- [STATED PROBLEM]
Retype all of the entries word for word.

── RECORDS TO USE ──

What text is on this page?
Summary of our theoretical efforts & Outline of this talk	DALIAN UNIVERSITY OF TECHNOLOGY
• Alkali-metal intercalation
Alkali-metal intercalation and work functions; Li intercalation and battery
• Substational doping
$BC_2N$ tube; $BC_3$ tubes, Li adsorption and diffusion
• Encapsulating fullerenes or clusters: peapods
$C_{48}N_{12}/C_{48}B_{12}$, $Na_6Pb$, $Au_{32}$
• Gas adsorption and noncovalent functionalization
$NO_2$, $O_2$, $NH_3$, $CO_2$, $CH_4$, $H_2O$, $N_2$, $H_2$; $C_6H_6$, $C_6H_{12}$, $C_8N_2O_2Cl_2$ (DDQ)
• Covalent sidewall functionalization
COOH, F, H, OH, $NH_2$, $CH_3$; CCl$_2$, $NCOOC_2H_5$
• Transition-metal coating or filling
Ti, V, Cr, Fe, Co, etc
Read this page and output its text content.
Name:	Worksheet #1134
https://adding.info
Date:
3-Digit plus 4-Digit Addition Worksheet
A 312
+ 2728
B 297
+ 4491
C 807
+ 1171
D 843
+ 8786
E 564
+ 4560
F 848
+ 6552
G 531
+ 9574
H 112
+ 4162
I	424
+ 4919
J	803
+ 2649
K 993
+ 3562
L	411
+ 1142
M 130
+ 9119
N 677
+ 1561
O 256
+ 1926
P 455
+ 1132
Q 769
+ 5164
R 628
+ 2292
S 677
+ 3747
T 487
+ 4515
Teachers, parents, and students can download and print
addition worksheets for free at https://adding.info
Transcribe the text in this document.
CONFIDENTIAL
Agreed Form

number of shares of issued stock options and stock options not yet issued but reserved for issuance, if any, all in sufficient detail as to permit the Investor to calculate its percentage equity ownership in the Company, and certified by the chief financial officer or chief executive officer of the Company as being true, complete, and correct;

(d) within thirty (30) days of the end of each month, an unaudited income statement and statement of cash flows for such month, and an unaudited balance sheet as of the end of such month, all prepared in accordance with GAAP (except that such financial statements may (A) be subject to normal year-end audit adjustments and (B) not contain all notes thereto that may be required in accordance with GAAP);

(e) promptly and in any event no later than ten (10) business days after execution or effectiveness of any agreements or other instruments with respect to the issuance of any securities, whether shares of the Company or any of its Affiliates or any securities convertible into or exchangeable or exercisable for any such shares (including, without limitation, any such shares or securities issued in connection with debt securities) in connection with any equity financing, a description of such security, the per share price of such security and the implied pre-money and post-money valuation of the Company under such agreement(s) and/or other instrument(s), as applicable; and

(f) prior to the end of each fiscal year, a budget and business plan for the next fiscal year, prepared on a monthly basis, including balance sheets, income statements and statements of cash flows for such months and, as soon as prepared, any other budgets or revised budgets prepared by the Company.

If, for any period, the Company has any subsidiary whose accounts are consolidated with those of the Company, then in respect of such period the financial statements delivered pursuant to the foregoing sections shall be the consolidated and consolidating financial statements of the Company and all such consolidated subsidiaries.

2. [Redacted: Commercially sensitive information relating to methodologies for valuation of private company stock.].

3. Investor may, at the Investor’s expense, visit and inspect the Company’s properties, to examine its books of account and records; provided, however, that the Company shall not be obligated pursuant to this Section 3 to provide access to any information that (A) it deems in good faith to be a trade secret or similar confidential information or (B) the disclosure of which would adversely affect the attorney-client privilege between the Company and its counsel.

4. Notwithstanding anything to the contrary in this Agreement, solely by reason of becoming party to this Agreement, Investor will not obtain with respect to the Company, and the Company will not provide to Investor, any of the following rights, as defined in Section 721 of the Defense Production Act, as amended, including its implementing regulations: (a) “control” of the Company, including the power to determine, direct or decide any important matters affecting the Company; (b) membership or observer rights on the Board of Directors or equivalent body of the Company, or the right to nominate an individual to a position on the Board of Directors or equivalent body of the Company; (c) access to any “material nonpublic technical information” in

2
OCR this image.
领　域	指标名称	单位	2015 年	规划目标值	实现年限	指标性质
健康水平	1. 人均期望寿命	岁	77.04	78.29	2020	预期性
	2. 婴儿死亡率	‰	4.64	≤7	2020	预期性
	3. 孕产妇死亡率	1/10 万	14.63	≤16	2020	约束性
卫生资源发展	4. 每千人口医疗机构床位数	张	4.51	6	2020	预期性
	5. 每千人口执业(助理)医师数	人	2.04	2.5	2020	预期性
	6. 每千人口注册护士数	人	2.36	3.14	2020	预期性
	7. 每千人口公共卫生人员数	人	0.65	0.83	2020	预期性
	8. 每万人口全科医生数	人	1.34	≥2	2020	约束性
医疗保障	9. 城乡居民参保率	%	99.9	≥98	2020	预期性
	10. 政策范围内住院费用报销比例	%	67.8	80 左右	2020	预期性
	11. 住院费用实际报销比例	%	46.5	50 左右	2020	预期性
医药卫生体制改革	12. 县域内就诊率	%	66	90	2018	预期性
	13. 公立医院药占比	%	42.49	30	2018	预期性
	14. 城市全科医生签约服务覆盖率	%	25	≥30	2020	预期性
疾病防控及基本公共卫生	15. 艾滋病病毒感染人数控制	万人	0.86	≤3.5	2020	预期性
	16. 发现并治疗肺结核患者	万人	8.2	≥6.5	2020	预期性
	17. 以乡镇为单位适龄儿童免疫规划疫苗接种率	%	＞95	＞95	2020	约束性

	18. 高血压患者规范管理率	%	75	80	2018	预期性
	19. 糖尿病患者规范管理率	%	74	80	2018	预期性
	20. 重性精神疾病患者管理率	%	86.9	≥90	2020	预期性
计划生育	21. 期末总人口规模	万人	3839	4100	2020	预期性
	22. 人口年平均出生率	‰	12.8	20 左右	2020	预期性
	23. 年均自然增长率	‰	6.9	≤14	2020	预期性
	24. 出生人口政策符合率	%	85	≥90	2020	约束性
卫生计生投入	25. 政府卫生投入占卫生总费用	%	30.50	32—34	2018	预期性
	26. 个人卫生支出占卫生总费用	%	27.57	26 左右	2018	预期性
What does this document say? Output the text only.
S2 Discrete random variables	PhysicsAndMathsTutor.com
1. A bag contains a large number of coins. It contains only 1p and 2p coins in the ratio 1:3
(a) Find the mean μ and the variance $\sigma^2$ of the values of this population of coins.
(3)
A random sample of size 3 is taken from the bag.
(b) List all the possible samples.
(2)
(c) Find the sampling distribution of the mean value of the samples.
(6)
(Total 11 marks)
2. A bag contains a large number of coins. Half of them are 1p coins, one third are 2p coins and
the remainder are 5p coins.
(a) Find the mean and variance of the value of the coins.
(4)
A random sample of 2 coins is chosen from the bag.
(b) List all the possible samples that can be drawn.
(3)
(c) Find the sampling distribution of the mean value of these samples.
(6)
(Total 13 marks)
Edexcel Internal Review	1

───

- [TASK RESULT]
What text is on this page?
Summary of our theoretical efforts & Outline of this talk	DALIAN UNIVERSITY OF TECHNOLOGY
• Alkali-metal intercalation
Alkali-metal intercalation and work functions; Li intercalation and battery
• Substational doping
$BC_2N$ tube; $BC_3$ tubes, Li adsorption and diffusion
• Encapsulating fullerenes or clusters: peapods
$C_{48}N_{12}/C_{48}B_{12}$, $Na_6Pb$, $Au_{32}$
• Gas adsorption and noncovalent functionalization
$NO_2$, $O_2$, $NH_3$, $CO_2$, $CH_4$, $H_2O$, $N_2$, $H_2$; $C_6H_6$, $C_6H_{12}$, $C_8N_2O_2Cl_2$ (DDQ)
• Covalent sidewall functionalization
COOH, F, H, OH, $NH_2$, $CH_3$; CCl$_2$, $NCOOC_2H_5$
• Transition-metal coating or filling
Ti, V, Cr, Fe, Co, etc
Read this page and output its text content.
Name:	Worksheet #1134
https://adding.info
Date:
3-Digit plus 4-Digit Addition Worksheet
A 312
+ 2728
B 297
+ 4491
C 807
+ 1171
D 843
+ 8786
E 564
+ 4560
F 848
+ 6552
G 531
+ 9574
H 112
+ 4162
I	424
+ 4919
J	803
+ 2649
K 993
+ 3562
L	411
+ 1142
M 130
+ 9119
N 677
+ 1561
O 256
+ 1926
P 455
+ 1132
Q 769
+ 5164
R 628
+ 2292
S 677
+ 3747
T 487
+ 4515
Teachers, parents, and students can download and print
addition worksheets for free at https://adding.info
Transcribe the text in this document.
CONFIDENTIAL
Agreed Form

number of shares of issued stock options and stock options not yet issued but reserved for issuance, if any, all in sufficient detail as to permit the Investor to calculate its percentage equity ownership in the Company, and certified by the chief financial officer or chief executive officer of the Company as being true, complete, and correct;

(d) within thirty (30) days of the end of each month, an unaudited income statement and statement of cash flows for such month, and an unaudited balance sheet as of the end of such month, all prepared in accordance with GAAP (except that such financial statements may (A) be subject to normal year-end audit adjustments and (B) not contain all notes thereto that may be required in accordance with GAAP);

(e) promptly and in any event no later than ten (10) business days after execution or effectiveness of any agreements or other instruments with respect to the issuance of any securities, whether shares of the Company or any of its Affiliates or any securities convertible into or exchangeable or exercisable for any such shares (including, without limitation, any such shares or securities issued in connection with debt securities) in connection with any equity financing, a description of such security, the per share price of such security and the implied pre-money and post-money valuation of the Company under such agreement(s) and/or other instrument(s), as applicable; and

(f) prior to the end of each fiscal year, a budget and business plan for the next fiscal year, prepared on a monthly basis, including balance sheets, income statements and statements of cash flows for such months and, as soon as prepared, any other budgets or revised budgets prepared by the Company.

If, for any period, the Company has any subsidiary whose accounts are consolidated with those of the Company, then in respect of such period the financial statements delivered pursuant to the foregoing sections shall be the consolidated and consolidating financial statements of the Company and all such consolidated subsidiaries.

2. [Redacted: Commercially sensitive information relating to methodologies for valuation of private company stock.].

3. Investor may, at the Investor’s expense, visit and inspect the Company’s properties, to examine its books of account and records; provided, however, that the Company shall not be obligated pursuant to this Section 3 to provide access to any information that (A) it deems in good faith to be a trade secret or similar confidential information or (B) the disclosure of which would adversely affect the attorney-client privilege between the Company and its counsel.

4. Notwithstanding anything to the contrary in this Agreement, solely by reason of becoming party to this Agreement, Investor will not obtain with respect to the Company, and the Company will not provide to Investor, any of the following rights, as defined in Section 721 of the Defense Production Act, as amended, including its implementing regulations: (a) “control” of the Company, including the power to determine, direct or decide any important matters affecting the Company; (b) membership or observer rights on the Board of Directors or equivalent body of the Company, or the right to nominate an individual to a position on the Board of Directors or equivalent body of the Company; (c) access to any “material nonpublic technical information” in

2
OCR this image.
领　域	指标名称	单位	2015 年	规划目标值	实现年限	指标性质
健康水平	1. 人均期望寿命	岁	77.04	78.29	2020	预期性
	2. 婴儿死亡率	‰	4.64	≤7	2020	预期性
	3. 孕产妇死亡率	1/10 万	14.63	≤16	2020	约束性
卫生资源发展	4. 每千人口医疗机构床位数	张	4.51	6	2020	预期性
	5. 每千人口执业(助理)医师数	人	2.04	2.5	2020	预期性
	6. 每千人口注册护士数	人	2.36	3.14	2020	预期性
	7. 每千人口公共卫生人员数	人	0.65	0.83	2020	预期性
	8. 每万人口全科医生数	人	1.34	≥2	2020	约束性
医疗保障	9. 城乡居民参保率	%	99.9	≥98	2020	预期性
	10. 政策范围内住院费用报销比例	%	67.8	80 左右	2020	预期性
	11. 住院费用实际报销比例	%	46.5	50 左右	2020	预期性
医药卫生体制改革	12. 县域内就诊率	%	66	90	2018	预期性
	13. 公立医院药占比	%	42.49	30	2018	预期性
	14. 城市全科医生签约服务覆盖率	%	25	≥30	2020	预期性
疾病防控及基本公共卫生	15. 艾滋病病毒感染人数控制	万人	0.86	≤3.5	2020	预期性
	16. 发现并治疗肺结核患者	万人	8.2	≥6.5	2020	预期性
	17. 以乡镇为单位适龄儿童免疫规划疫苗接种率	%	＞95	＞95	2020	约束性

	18. 高血压患者规范管理率	%	75	80	2018	预期性
	19. 糖尿病患者规范管理率	%	74	80	2018	预期性
	20. 重性精神疾病患者管理率	%	86.9	≥90	2020	预期性
计划生育	21. 期末总人口规模	万人	3839	4100	2020	预期性
	22. 人口年平均出生率	‰	12.8	20 左右	2020	预期性
	23. 年均自然增长率	‰	6.9	≤14	2020	预期性
	24. 出生人口政策符合率	%	85	≥90	2020	约束性
卫生计生投入	25. 政府卫生投入占卫生总费用	%	30.50	32—34	2018	预期性
	26. 个人卫生支出占卫生总费用	%	27.57	26 左右	2018	预期性
What does this document say? Output the text only.
S2 Discrete random variables	PhysicsAndMathsTutor.com
1. A bag contains a large number of coins. It contains only 1p and 2p coins in the ratio 1:3
(a) Find the mean μ and the variance $\sigma^2$ of the values of this population of coins.
(3)
A random sample of size 3 is taken from the bag.
(b) List all the possible samples.
(2)
(c) Find the sampling distribution of the mean value of the samples.
(6)
(Total 11 marks)
2. A bag contains a large number of coins. Half of them are 1p coins, one third are 2p coins and
the remainder are 5p coins.
(a) Find the mean and variance of the value of the coins.
(4)
A random sample of 2 coins is chosen from the bag.
(b) List all the possible samples that can be drawn.
(3)
(c) Find the sampling distribution of the mean value of these samples.
(6)
(Total 13 marks)
Edexcel Internal Review	1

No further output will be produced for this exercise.